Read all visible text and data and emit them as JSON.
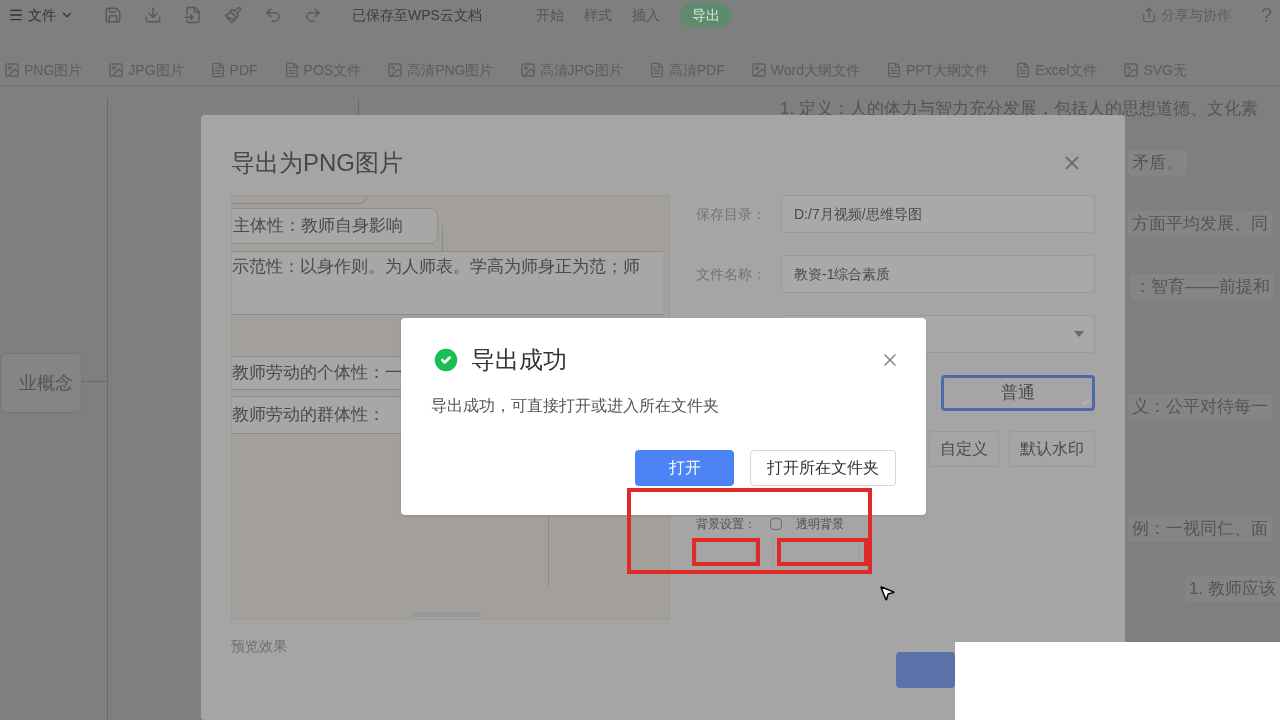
{
  "toolbar": {
    "menu_label": "文件",
    "save_status": "已保存至WPS云文档",
    "tabs": [
      {
        "label": "开始",
        "selected": false
      },
      {
        "label": "样式",
        "selected": false
      },
      {
        "label": "插入",
        "selected": false
      },
      {
        "label": "导出",
        "selected": true
      }
    ],
    "share": "分享与协作",
    "help": "?"
  },
  "export_formats": [
    {
      "label": "PNG图片",
      "kind": "image"
    },
    {
      "label": "JPG图片",
      "kind": "image"
    },
    {
      "label": "PDF",
      "kind": "document"
    },
    {
      "label": "POS文件",
      "kind": "document"
    },
    {
      "label": "高清PNG图片",
      "kind": "image"
    },
    {
      "label": "高清JPG图片",
      "kind": "image"
    },
    {
      "label": "高清PDF",
      "kind": "document"
    },
    {
      "label": "Word大纲文件",
      "kind": "image"
    },
    {
      "label": "PPT大纲文件",
      "kind": "document"
    },
    {
      "label": "Excel文件",
      "kind": "document"
    },
    {
      "label": "SVG无",
      "kind": "image"
    }
  ],
  "mindmap": {
    "root": "业概念",
    "top_note": "1. 定义：人的体力与智力充分发展，包括人的思想道德、文化素",
    "right_nodes": [
      "矛盾。",
      "方面平均发展、同",
      "：智育——前提和",
      "义：公平对待每一",
      "例：一视同仁、面",
      "1. 教师应该"
    ]
  },
  "export_dialog": {
    "title": "导出为PNG图片",
    "preview_nodes": [
      "主体性：教师自身影响",
      "示范性：以身作则。为人师表。学高为师身正为范；师",
      "教师劳动的个体性：一",
      "教师劳动的群体性："
    ],
    "preview_label": "预览效果",
    "save_dir": {
      "label": "保存目录：",
      "value": "D:/7月视频/思维导图"
    },
    "file_name": {
      "label": "文件名称：",
      "value": "教资-1综合素质"
    },
    "quality_options": [
      {
        "label": "普通",
        "selected": true
      }
    ],
    "watermark_buttons": [
      "自定义",
      "默认水印"
    ],
    "background": {
      "label": "背景设置：",
      "option": "透明背景",
      "checked": false
    }
  },
  "success_dialog": {
    "title": "导出成功",
    "message": "导出成功，可直接打开或进入所在文件夹",
    "buttons": [
      {
        "label": "打开",
        "kind": "primary"
      },
      {
        "label": "打开所在文件夹",
        "kind": "secondary"
      }
    ]
  }
}
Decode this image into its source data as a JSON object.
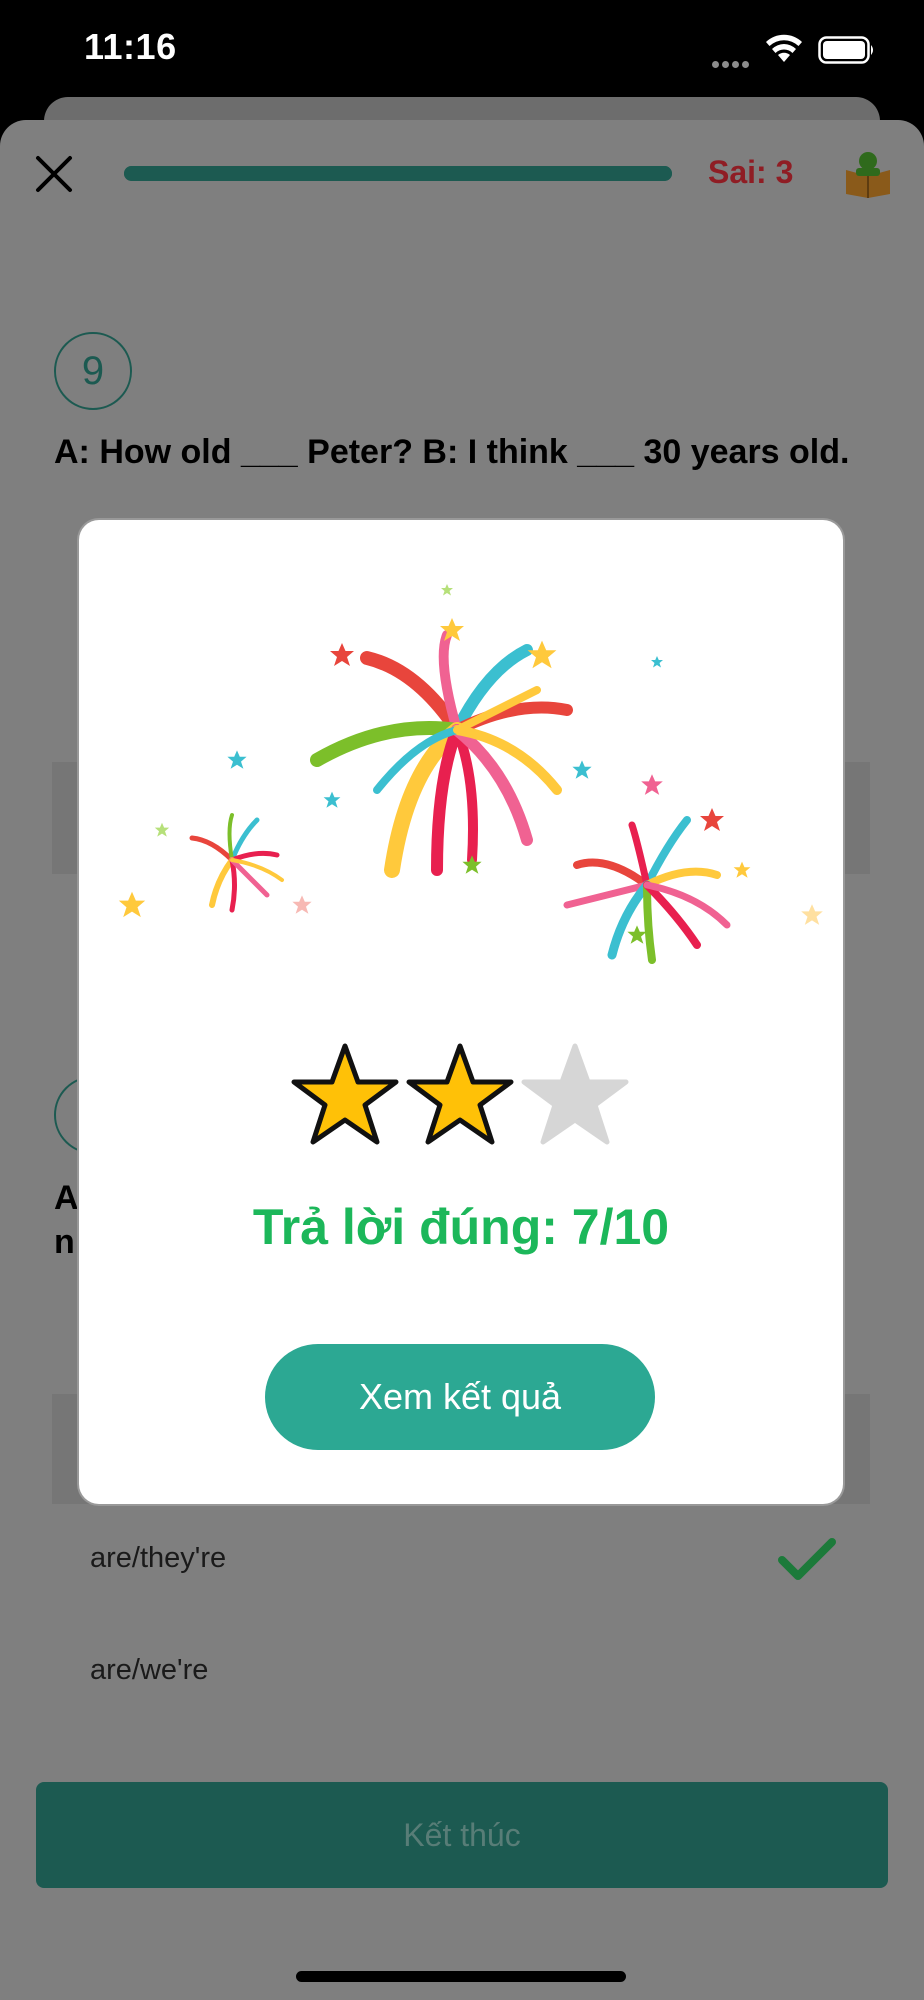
{
  "status_bar": {
    "time": "11:16"
  },
  "header": {
    "wrong_count": "Sai: 3",
    "progress": 1.0
  },
  "question9": {
    "number": "9",
    "text": "A: How old ___ Peter? B: I think ___ 30 years old."
  },
  "question10": {
    "number_partial": "1",
    "text_line1_partial": "A",
    "text_line2_partial": "n"
  },
  "options": [
    {
      "label": "are/they're",
      "correct": true
    },
    {
      "label": "are/we're",
      "correct": false
    }
  ],
  "finish_button": "Kết thúc",
  "result_modal": {
    "stars_earned": 2,
    "stars_total": 3,
    "score_text": "Trả lời đúng: 7/10",
    "view_results_button": "Xem kết quả"
  },
  "colors": {
    "accent_dark": "#1c5a51",
    "accent_teal": "#2ca893",
    "success_green": "#1cb75a",
    "error_red": "#8f1d24",
    "star_gold": "#ffc107"
  }
}
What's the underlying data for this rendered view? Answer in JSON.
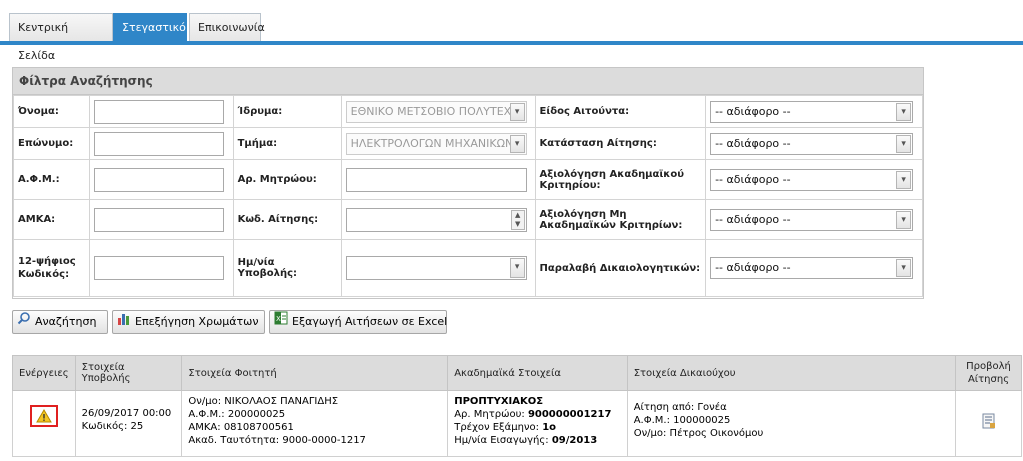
{
  "tabs": [
    {
      "label": "Κεντρική Σελίδα"
    },
    {
      "label": "Στεγαστικό"
    },
    {
      "label": "Επικοινωνία"
    }
  ],
  "filters": {
    "title": "Φίλτρα Αναζήτησης",
    "name_label": "Όνομα:",
    "surname_label": "Επώνυμο:",
    "afm_label": "Α.Φ.Μ.:",
    "amka_label": "ΑΜΚΑ:",
    "code12_label": "12-ψήφιος Κωδικός:",
    "institution_label": "Ίδρυμα:",
    "institution_value": "ΕΘΝΙΚΟ ΜΕΤΣΟΒΙΟ ΠΟΛΥΤΕΧ",
    "department_label": "Τμήμα:",
    "department_value": "ΗΛΕΚΤΡΟΛΟΓΩΝ ΜΗΧΑΝΙΚΩΝ",
    "registry_label": "Αρ. Μητρώου:",
    "appcode_label": "Κωδ. Αίτησης:",
    "submitdate_label": "Ημ/νία Υποβολής:",
    "applicant_type_label": "Είδος Αιτούντα:",
    "status_label": "Κατάσταση Αίτησης:",
    "academic_eval_label": "Αξιολόγηση Ακαδημαϊκού Κριτηρίου:",
    "nonacademic_eval_label": "Αξιολόγηση Μη Ακαδημαϊκών Κριτηρίων:",
    "docs_received_label": "Παραλαβή Δικαιολογητικών:",
    "any_option": "-- αδιάφορο --"
  },
  "buttons": {
    "search": "Αναζήτηση",
    "colors": "Επεξήγηση Χρωμάτων",
    "export": "Εξαγωγή Αιτήσεων σε Excel"
  },
  "results": {
    "headers": [
      "Ενέργειες",
      "Στοιχεία Υποβολής",
      "Στοιχεία Φοιτητή",
      "Ακαδημαϊκά Στοιχεία",
      "Στοιχεία Δικαιούχου",
      "Προβολή Αίτησης"
    ],
    "rows": [
      {
        "submission": {
          "date": "26/09/2017 00:00",
          "code": "Κωδικός: 25"
        },
        "student": {
          "name": "Ον/μο: ΝΙΚΟΛΑΟΣ ΠΑΝΑΓΙΔΗΣ",
          "afm": "Α.Φ.Μ.: 200000025",
          "amka": "ΑΜΚΑ: 08108700561",
          "id": "Ακαδ. Ταυτότητα: 9000-0000-1217"
        },
        "academic": {
          "level": "ΠΡΟΠΤΥΧΙΑΚΟΣ",
          "registry_label": "Αρ. Μητρώου: ",
          "registry_value": "900000001217",
          "semester_label": "Τρέχον Εξάμηνο: ",
          "semester_value": "1ο",
          "entry_label": "Ημ/νία Εισαγωγής: ",
          "entry_value": "09/2013"
        },
        "beneficiary": {
          "applicant": "Αίτηση από: Γονέα",
          "afm": "Α.Φ.Μ.: 100000025",
          "name": "Ον/μο: Πέτρος Οικονόμου"
        }
      }
    ]
  },
  "colors": {
    "accent": "#2f86c8",
    "warning_border": "#e02020",
    "warning_fill": "#f3c623"
  }
}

◆ ◆ ◆

Given request: The entries above should be reproduced exactly, without their pictures.

Correct result:
Read all visible text and data and emit them as JSON.
{
  "toolbar": {
    "menu_label": "文件",
    "save_status": "已保存至WPS云文档",
    "tabs": [
      {
        "label": "开始",
        "selected": false
      },
      {
        "label": "样式",
        "selected": false
      },
      {
        "label": "插入",
        "selected": false
      },
      {
        "label": "导出",
        "selected": true
      }
    ],
    "share": "分享与协作",
    "help": "?"
  },
  "export_formats": [
    {
      "label": "PNG图片",
      "kind": "image"
    },
    {
      "label": "JPG图片",
      "kind": "image"
    },
    {
      "label": "PDF",
      "kind": "document"
    },
    {
      "label": "POS文件",
      "kind": "document"
    },
    {
      "label": "高清PNG图片",
      "kind": "image"
    },
    {
      "label": "高清JPG图片",
      "kind": "image"
    },
    {
      "label": "高清PDF",
      "kind": "document"
    },
    {
      "label": "Word大纲文件",
      "kind": "image"
    },
    {
      "label": "PPT大纲文件",
      "kind": "document"
    },
    {
      "label": "Excel文件",
      "kind": "document"
    },
    {
      "label": "SVG无",
      "kind": "image"
    }
  ],
  "mindmap": {
    "root": "业概念",
    "top_note": "1. 定义：人的体力与智力充分发展，包括人的思想道德、文化素",
    "right_nodes": [
      "矛盾。",
      "方面平均发展、同",
      "：智育——前提和",
      "义：公平对待每一",
      "例：一视同仁、面",
      "1. 教师应该"
    ]
  },
  "export_dialog": {
    "title": "导出为PNG图片",
    "preview_nodes": [
      "主体性：教师自身影响",
      "示范性：以身作则。为人师表。学高为师身正为范；师",
      "教师劳动的个体性：一",
      "教师劳动的群体性："
    ],
    "preview_label": "预览效果",
    "save_dir": {
      "label": "保存目录：",
      "value": "D:/7月视频/思维导图"
    },
    "file_name": {
      "label": "文件名称：",
      "value": "教资-1综合素质"
    },
    "quality_options": [
      {
        "label": "普通",
        "selected": true
      }
    ],
    "watermark_buttons": [
      "自定义",
      "默认水印"
    ],
    "background": {
      "label": "背景设置：",
      "option": "透明背景",
      "checked": false
    }
  },
  "success_dialog": {
    "title": "导出成功",
    "message": "导出成功，可直接打开或进入所在文件夹",
    "buttons": [
      {
        "label": "打开",
        "kind": "primary"
      },
      {
        "label": "打开所在文件夹",
        "kind": "secondary"
      }
    ]
  }
}
Decode this image into its source data as a JSON object.
{
  "status_bar": {
    "time": "11:16"
  },
  "header": {
    "wrong_count": "Sai: 3",
    "progress": 1.0
  },
  "question9": {
    "number": "9",
    "text": "A: How old ___ Peter? B: I think ___ 30 years old."
  },
  "question10": {
    "number_partial": "1",
    "text_line1_partial": "A",
    "text_line2_partial": "n"
  },
  "options": [
    {
      "label": "are/they're",
      "correct": true
    },
    {
      "label": "are/we're",
      "correct": false
    }
  ],
  "finish_button": "Kết thúc",
  "result_modal": {
    "stars_earned": 2,
    "stars_total": 3,
    "score_text": "Trả lời đúng: 7/10",
    "view_results_button": "Xem kết quả"
  },
  "colors": {
    "accent_dark": "#1c5a51",
    "accent_teal": "#2ca893",
    "success_green": "#1cb75a",
    "error_red": "#8f1d24",
    "star_gold": "#ffc107"
  }
}
What's the underlying data for this rendered view? Answer in JSON.
{
  "tabs": [
    {
      "label": "Κεντρική Σελίδα"
    },
    {
      "label": "Στεγαστικό"
    },
    {
      "label": "Επικοινωνία"
    }
  ],
  "filters": {
    "title": "Φίλτρα Αναζήτησης",
    "name_label": "Όνομα:",
    "surname_label": "Επώνυμο:",
    "afm_label": "Α.Φ.Μ.:",
    "amka_label": "ΑΜΚΑ:",
    "code12_label": "12-ψήφιος Κωδικός:",
    "institution_label": "Ίδρυμα:",
    "institution_value": "ΕΘΝΙΚΟ ΜΕΤΣΟΒΙΟ ΠΟΛΥΤΕΧ",
    "department_label": "Τμήμα:",
    "department_value": "ΗΛΕΚΤΡΟΛΟΓΩΝ ΜΗΧΑΝΙΚΩΝ",
    "registry_label": "Αρ. Μητρώου:",
    "appcode_label": "Κωδ. Αίτησης:",
    "submitdate_label": "Ημ/νία Υποβολής:",
    "applicant_type_label": "Είδος Αιτούντα:",
    "status_label": "Κατάσταση Αίτησης:",
    "academic_eval_label": "Αξιολόγηση Ακαδημαϊκού Κριτηρίου:",
    "nonacademic_eval_label": "Αξιολόγηση Μη Ακαδημαϊκών Κριτηρίων:",
    "docs_received_label": "Παραλαβή Δικαιολογητικών:",
    "any_option": "-- αδιάφορο --"
  },
  "buttons": {
    "search": "Αναζήτηση",
    "colors": "Επεξήγηση Χρωμάτων",
    "export": "Εξαγωγή Αιτήσεων σε Excel"
  },
  "results": {
    "headers": [
      "Ενέργειες",
      "Στοιχεία Υποβολής",
      "Στοιχεία Φοιτητή",
      "Ακαδημαϊκά Στοιχεία",
      "Στοιχεία Δικαιούχου",
      "Προβολή Αίτησης"
    ],
    "rows": [
      {
        "submission": {
          "date": "26/09/2017 00:00",
          "code": "Κωδικός: 25"
        },
        "student": {
          "name": "Ον/μο: ΝΙΚΟΛΑΟΣ ΠΑΝΑΓΙΔΗΣ",
          "afm": "Α.Φ.Μ.: 200000025",
          "amka": "ΑΜΚΑ: 08108700561",
          "id": "Ακαδ. Ταυτότητα: 9000-0000-1217"
        },
        "academic": {
          "level": "ΠΡΟΠΤΥΧΙΑΚΟΣ",
          "registry_label": "Αρ. Μητρώου: ",
          "registry_value": "900000001217",
          "semester_label": "Τρέχον Εξάμηνο: ",
          "semester_value": "1ο",
          "entry_label": "Ημ/νία Εισαγωγής: ",
          "entry_value": "09/2013"
        },
        "beneficiary": {
          "applicant": "Αίτηση από: Γονέα",
          "afm": "Α.Φ.Μ.: 100000025",
          "name": "Ον/μο: Πέτρος Οικονόμου"
        }
      }
    ]
  },
  "colors": {
    "accent": "#2f86c8",
    "warning_border": "#e02020",
    "warning_fill": "#f3c623"
  }
}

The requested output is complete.